Reproduce verbatim the lines of the records from the one containing "- save-as-button[interactable]: Save" through the one containing "- close-window-button[interactable]: ✕: [949, 6, 965, 20]", both included.

## Element position data:
━━━━━━

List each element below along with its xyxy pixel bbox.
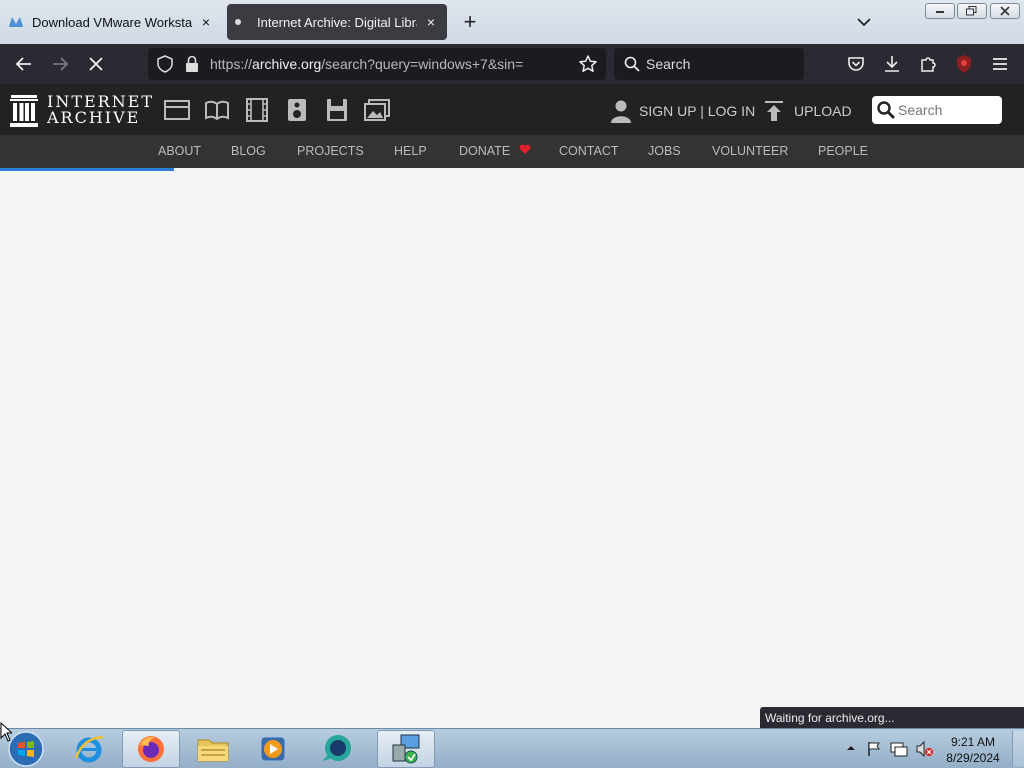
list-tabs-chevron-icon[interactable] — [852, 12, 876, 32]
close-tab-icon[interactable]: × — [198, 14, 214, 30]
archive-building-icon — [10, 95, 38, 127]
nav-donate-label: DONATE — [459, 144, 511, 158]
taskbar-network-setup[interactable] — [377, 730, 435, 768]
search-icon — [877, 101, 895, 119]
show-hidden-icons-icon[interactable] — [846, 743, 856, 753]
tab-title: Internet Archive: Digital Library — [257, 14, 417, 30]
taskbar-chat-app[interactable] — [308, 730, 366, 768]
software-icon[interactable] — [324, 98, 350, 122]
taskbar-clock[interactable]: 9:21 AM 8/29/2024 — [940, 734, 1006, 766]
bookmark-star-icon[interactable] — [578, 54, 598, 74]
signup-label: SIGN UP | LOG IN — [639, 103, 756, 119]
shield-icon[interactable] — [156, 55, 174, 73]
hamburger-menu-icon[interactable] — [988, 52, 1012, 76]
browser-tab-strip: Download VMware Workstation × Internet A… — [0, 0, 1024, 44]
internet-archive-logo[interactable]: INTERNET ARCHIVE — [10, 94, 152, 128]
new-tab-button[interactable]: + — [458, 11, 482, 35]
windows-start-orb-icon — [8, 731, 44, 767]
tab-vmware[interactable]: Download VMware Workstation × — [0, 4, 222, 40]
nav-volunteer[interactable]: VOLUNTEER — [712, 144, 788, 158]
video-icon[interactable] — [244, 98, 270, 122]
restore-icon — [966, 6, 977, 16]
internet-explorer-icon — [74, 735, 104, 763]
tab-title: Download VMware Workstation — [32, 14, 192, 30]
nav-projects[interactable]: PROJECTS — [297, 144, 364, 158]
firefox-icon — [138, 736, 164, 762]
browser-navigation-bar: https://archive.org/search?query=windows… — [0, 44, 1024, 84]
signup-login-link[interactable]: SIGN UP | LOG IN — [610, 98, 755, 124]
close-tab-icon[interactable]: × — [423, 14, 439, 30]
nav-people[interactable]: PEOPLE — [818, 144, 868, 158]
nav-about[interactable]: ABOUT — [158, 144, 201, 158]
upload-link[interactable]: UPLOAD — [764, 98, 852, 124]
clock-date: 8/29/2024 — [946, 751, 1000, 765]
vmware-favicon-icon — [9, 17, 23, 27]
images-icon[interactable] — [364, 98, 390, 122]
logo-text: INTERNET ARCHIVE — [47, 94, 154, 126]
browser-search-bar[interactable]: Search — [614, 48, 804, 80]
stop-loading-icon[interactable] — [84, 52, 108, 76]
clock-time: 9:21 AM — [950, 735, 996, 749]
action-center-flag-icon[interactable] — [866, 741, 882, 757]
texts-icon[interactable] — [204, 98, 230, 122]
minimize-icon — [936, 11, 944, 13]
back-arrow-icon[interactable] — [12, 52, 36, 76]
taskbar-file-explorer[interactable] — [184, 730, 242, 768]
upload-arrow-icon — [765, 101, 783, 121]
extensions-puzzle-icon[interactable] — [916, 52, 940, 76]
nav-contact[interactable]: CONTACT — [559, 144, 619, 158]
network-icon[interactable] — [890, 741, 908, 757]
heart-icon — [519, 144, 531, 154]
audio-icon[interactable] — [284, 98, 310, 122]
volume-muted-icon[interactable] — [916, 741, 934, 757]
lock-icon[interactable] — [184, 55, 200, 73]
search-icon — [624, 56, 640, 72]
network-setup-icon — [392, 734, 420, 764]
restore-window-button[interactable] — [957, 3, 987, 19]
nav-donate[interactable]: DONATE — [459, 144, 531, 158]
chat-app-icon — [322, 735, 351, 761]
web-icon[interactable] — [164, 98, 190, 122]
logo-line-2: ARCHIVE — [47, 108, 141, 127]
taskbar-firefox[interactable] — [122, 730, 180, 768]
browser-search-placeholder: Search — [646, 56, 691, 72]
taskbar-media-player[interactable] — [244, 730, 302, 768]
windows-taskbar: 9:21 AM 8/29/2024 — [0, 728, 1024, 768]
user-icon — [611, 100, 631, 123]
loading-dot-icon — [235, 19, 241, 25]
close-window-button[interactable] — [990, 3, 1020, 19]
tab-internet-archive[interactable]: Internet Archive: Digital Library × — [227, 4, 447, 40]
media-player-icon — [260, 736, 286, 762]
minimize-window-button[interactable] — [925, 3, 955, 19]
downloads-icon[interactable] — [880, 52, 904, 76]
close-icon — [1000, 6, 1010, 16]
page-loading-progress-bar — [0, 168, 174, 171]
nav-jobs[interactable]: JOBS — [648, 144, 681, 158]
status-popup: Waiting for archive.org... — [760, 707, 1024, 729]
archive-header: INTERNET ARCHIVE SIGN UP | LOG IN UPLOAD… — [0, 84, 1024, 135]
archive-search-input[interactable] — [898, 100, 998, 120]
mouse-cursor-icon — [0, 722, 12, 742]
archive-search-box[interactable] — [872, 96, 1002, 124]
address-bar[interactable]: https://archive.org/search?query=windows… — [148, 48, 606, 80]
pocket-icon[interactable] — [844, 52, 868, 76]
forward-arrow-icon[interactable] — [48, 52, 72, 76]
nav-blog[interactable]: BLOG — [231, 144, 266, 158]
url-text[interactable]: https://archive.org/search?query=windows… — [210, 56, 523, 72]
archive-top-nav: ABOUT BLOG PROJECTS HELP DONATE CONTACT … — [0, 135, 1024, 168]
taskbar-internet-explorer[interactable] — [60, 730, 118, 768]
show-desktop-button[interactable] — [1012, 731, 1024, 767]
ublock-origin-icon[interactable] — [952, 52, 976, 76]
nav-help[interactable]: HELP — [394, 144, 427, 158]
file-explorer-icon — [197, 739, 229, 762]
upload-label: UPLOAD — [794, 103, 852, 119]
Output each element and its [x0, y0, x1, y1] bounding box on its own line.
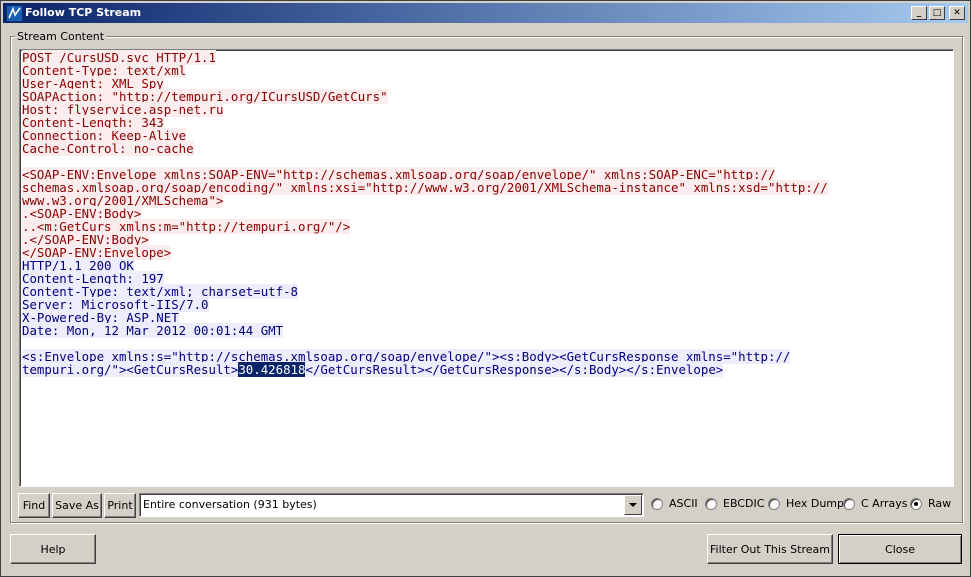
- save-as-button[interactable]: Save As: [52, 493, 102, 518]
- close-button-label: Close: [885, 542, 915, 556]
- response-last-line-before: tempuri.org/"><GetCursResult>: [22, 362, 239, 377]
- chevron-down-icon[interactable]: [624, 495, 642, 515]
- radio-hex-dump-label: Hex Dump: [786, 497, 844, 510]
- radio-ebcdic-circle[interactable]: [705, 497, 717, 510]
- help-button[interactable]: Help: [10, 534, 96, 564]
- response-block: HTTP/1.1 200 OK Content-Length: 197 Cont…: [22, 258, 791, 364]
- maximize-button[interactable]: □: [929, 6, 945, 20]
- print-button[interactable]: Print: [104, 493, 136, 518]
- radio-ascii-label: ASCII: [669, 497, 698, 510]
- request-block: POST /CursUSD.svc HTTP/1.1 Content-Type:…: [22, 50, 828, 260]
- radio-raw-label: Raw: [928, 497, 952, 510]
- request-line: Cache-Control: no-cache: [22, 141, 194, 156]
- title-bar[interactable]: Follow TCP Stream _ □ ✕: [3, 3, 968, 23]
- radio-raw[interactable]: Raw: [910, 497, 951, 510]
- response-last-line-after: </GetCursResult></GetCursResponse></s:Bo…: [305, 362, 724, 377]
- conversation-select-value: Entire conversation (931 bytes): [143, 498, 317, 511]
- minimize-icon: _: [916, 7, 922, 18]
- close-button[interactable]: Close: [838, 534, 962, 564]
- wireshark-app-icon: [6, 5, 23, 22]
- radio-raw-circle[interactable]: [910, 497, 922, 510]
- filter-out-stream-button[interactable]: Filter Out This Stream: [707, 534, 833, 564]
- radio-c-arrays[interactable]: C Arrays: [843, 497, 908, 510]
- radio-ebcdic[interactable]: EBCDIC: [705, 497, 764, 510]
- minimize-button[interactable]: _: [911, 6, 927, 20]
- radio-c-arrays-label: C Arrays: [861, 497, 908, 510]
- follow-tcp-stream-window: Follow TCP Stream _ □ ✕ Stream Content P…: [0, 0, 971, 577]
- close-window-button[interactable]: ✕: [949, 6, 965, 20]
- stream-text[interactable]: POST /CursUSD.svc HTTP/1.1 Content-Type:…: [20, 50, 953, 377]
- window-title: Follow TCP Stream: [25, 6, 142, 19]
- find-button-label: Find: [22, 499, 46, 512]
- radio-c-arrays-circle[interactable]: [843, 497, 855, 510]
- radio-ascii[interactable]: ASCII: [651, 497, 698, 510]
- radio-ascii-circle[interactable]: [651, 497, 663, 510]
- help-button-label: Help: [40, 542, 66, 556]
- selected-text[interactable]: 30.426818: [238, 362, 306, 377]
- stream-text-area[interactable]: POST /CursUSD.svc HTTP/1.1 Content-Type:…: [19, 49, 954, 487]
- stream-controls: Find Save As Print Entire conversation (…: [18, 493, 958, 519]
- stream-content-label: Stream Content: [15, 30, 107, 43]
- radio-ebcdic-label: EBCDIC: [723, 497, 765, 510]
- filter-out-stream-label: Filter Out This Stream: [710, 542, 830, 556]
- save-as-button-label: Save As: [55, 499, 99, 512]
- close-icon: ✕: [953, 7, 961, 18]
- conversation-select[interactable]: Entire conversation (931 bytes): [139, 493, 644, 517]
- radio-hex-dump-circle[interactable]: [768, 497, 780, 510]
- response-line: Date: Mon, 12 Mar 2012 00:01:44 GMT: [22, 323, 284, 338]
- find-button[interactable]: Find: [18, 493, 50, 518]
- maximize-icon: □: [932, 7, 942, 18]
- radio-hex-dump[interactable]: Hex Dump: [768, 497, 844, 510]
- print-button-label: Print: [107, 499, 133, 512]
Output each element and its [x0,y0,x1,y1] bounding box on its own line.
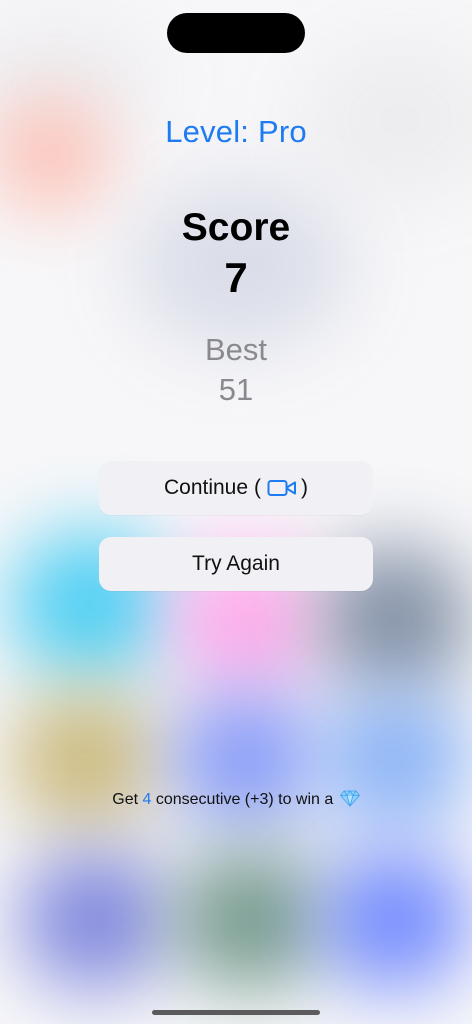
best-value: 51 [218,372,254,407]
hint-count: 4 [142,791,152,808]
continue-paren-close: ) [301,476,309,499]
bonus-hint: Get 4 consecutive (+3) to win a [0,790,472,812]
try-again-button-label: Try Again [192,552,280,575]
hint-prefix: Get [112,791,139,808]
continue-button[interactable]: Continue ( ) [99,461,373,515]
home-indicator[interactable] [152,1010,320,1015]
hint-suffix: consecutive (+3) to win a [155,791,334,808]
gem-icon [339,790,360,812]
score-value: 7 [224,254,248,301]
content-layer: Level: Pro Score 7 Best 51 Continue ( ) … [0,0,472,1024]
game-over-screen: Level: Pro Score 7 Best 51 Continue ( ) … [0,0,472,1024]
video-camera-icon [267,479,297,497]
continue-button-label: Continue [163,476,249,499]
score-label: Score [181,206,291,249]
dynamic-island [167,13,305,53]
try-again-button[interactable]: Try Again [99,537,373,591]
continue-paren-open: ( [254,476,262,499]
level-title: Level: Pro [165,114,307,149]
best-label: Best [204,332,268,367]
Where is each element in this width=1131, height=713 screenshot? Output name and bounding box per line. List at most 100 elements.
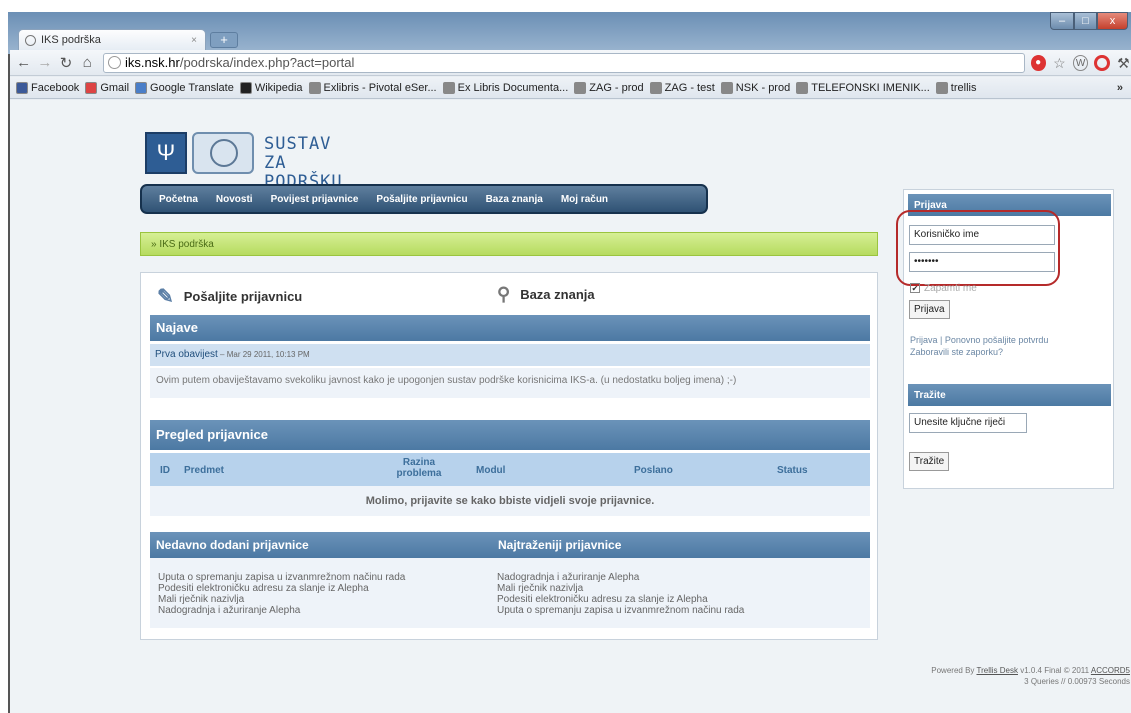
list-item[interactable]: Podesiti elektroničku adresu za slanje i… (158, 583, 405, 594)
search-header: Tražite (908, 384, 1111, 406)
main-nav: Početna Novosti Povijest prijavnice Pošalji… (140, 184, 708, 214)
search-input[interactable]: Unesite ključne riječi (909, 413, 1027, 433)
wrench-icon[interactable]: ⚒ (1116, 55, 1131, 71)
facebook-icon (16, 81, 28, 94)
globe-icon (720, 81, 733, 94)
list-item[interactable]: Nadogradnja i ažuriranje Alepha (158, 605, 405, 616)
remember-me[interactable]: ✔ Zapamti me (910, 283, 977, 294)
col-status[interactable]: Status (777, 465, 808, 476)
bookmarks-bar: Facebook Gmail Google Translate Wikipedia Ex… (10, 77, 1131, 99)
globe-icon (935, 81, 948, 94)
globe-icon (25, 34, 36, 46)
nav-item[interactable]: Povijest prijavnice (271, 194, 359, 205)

━━━━━━

## Answer to this exercise:
- save-as-button[interactable]: Save As: [52, 493, 102, 518]
- close-button-label: Close: [885, 542, 915, 556]
- response-last-line-before: tempuri.org/"><GetCursResult>: [22, 362, 239, 377]
- chevron-down-icon[interactable]: [624, 495, 642, 515]
- radio-hex-dump-label: Hex Dump: [786, 497, 844, 510]
- radio-ebcdic-circle[interactable]: [705, 497, 717, 510]
- help-button[interactable]: Help: [10, 534, 96, 564]
- response-block: HTTP/1.1 200 OK Content-Length: 197 Cont…: [22, 258, 791, 364]
- maximize-button[interactable]: □: [929, 6, 945, 20]
- print-button[interactable]: Print: [104, 493, 136, 518]
- radio-ascii-label: ASCII: [669, 497, 698, 510]
- request-block: POST /CursUSD.svc HTTP/1.1 Content-Type:…: [22, 50, 828, 260]
- radio-raw-label: Raw: [928, 497, 952, 510]
- request-line: Cache-Control: no-cache: [22, 141, 194, 156]
- title-bar[interactable]: Follow TCP Stream _ □ ✕: [3, 3, 968, 23]
- radio-raw[interactable]: Raw: [910, 497, 951, 510]
- response-last-line-after: </GetCursResult></GetCursResponse></s:Bo…: [305, 362, 724, 377]
- conversation-select-value: Entire conversation (931 bytes): [143, 498, 317, 511]
- minimize-icon: _: [916, 7, 922, 18]
- close-button[interactable]: Close: [838, 534, 962, 564]
- wireshark-app-icon: [6, 5, 23, 22]
- radio-raw-circle[interactable]: [910, 497, 922, 510]
- filter-out-stream-button[interactable]: Filter Out This Stream: [707, 534, 833, 564]
- radio-c-arrays[interactable]: C Arrays: [843, 497, 908, 510]
- radio-ebcdic[interactable]: EBCDIC: [705, 497, 764, 510]
- minimize-button[interactable]: _: [911, 6, 927, 20]
- radio-c-arrays-label: C Arrays: [861, 497, 908, 510]
- follow-tcp-stream-window: Follow TCP Stream _ □ ✕ Stream Content P…: [0, 0, 971, 577]
- close-window-button[interactable]: ✕: [949, 6, 965, 20]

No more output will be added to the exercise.